■ What the task requires: Are you able to quote each entry exactly as written?

■ Data extracted from a collection:
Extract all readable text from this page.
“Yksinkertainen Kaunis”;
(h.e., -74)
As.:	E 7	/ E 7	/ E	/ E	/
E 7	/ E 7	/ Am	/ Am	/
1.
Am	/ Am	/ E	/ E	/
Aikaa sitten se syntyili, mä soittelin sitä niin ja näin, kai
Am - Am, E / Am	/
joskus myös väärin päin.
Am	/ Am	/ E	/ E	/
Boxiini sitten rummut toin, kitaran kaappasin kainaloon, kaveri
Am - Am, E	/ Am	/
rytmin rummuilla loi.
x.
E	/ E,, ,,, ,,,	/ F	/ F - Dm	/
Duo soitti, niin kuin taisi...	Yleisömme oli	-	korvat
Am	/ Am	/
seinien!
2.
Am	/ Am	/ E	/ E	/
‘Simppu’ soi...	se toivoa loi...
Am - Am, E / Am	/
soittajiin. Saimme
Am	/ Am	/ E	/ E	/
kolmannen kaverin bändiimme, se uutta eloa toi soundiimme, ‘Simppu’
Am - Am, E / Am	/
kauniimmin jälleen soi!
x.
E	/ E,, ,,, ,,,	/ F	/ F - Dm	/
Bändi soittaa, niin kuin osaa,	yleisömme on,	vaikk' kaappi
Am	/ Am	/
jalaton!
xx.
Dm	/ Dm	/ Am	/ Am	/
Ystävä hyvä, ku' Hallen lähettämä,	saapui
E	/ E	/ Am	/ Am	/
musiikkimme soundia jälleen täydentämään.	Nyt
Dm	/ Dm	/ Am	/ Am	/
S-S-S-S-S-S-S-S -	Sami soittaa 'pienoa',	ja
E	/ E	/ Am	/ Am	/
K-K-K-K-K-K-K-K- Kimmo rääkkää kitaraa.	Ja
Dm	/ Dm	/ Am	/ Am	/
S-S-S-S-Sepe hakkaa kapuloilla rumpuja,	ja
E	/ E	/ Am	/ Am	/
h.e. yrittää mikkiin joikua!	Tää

■ Reply to the task:
Extract all readable text from this page.
“Yksinkertainen Kaunis”;
(h.e., -74)
As.:	E 7	/ E 7	/ E	/ E	/
E 7	/ E 7	/ Am	/ Am	/
1.
Am	/ Am	/ E	/ E	/
Aikaa sitten se syntyili, mä soittelin sitä niin ja näin, kai
Am - Am, E / Am	/
joskus myös väärin päin.
Am	/ Am	/ E	/ E	/
Boxiini sitten rummut toin, kitaran kaappasin kainaloon, kaveri
Am - Am, E	/ Am	/
rytmin rummuilla loi.
x.
E	/ E,, ,,, ,,,	/ F	/ F - Dm	/
Duo soitti, niin kuin taisi...	Yleisömme oli	-	korvat
Am	/ Am	/
seinien!
2.
Am	/ Am	/ E	/ E	/
‘Simppu’ soi...	se toivoa loi...
Am - Am, E / Am	/
soittajiin. Saimme
Am	/ Am	/ E	/ E	/
kolmannen kaverin bändiimme, se uutta eloa toi soundiimme, ‘Simppu’
Am - Am, E / Am	/
kauniimmin jälleen soi!
x.
E	/ E,, ,,, ,,,	/ F	/ F - Dm	/
Bändi soittaa, niin kuin osaa,	yleisömme on,	vaikk' kaappi
Am	/ Am	/
jalaton!
xx.
Dm	/ Dm	/ Am	/ Am	/
Ystävä hyvä, ku' Hallen lähettämä,	saapui
E	/ E	/ Am	/ Am	/
musiikkimme soundia jälleen täydentämään.	Nyt
Dm	/ Dm	/ Am	/ Am	/
S-S-S-S-S-S-S-S -	Sami soittaa 'pienoa',	ja
E	/ E	/ Am	/ Am	/
K-K-K-K-K-K-K-K- Kimmo rääkkää kitaraa.	Ja
Dm	/ Dm	/ Am	/ Am	/
S-S-S-S-Sepe hakkaa kapuloilla rumpuja,	ja
E	/ E	/ Am	/ Am	/
h.e. yrittää mikkiin joikua!	Tää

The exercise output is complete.